-- Start --

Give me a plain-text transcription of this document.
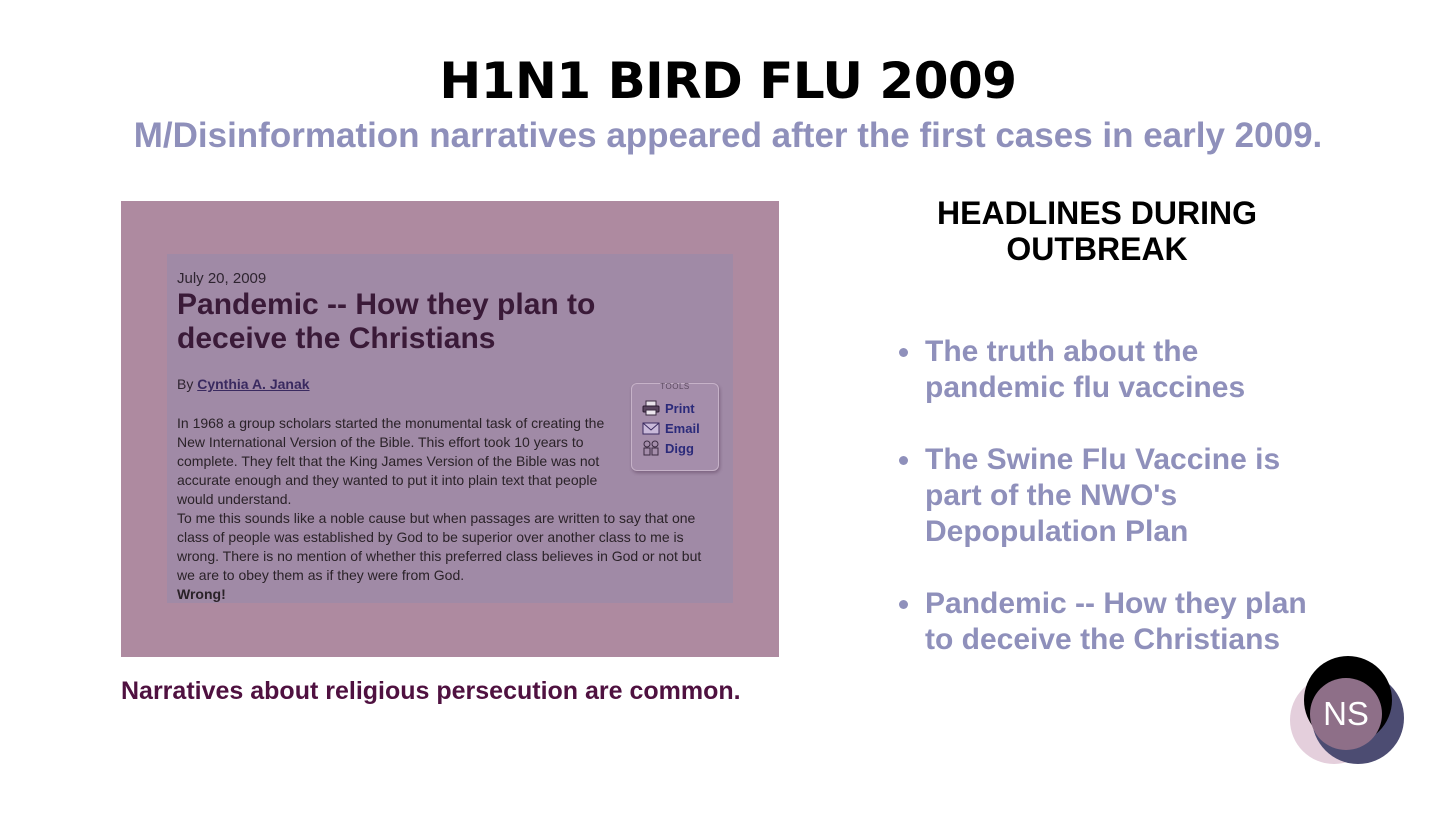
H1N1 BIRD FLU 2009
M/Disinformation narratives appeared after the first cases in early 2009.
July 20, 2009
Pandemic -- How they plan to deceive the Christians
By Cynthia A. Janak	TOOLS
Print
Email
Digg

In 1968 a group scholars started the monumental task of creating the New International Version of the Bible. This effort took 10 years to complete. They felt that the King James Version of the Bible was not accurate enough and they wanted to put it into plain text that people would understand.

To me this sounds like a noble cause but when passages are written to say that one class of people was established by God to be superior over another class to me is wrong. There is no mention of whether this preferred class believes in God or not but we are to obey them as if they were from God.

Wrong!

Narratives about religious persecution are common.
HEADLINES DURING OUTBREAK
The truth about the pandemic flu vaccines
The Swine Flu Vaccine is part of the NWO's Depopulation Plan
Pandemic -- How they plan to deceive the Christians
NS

-- End --

**WHAT THE TASK REQUIRES**
Repeat the listing above exactly, with no pictures.

**SOLUTION TO THIS PROBLEM**
Give me a plain-text transcription of this document.
H1N1 BIRD FLU 2009
M/Disinformation narratives appeared after the first cases in early 2009.
July 20, 2009
Pandemic -- How they plan to deceive the Christians
By Cynthia A. Janak	TOOLS
Print
Email
Digg

In 1968 a group scholars started the monumental task of creating the New International Version of the Bible. This effort took 10 years to complete. They felt that the King James Version of the Bible was not accurate enough and they wanted to put it into plain text that people would understand.

To me this sounds like a noble cause but when passages are written to say that one class of people was established by God to be superior over another class to me is wrong. There is no mention of whether this preferred class believes in God or not but we are to obey them as if they were from God.

Wrong!

Narratives about religious persecution are common.
HEADLINES DURING OUTBREAK
The truth about the pandemic flu vaccines
The Swine Flu Vaccine is part of the NWO's Depopulation Plan
Pandemic -- How they plan to deceive the Christians
NS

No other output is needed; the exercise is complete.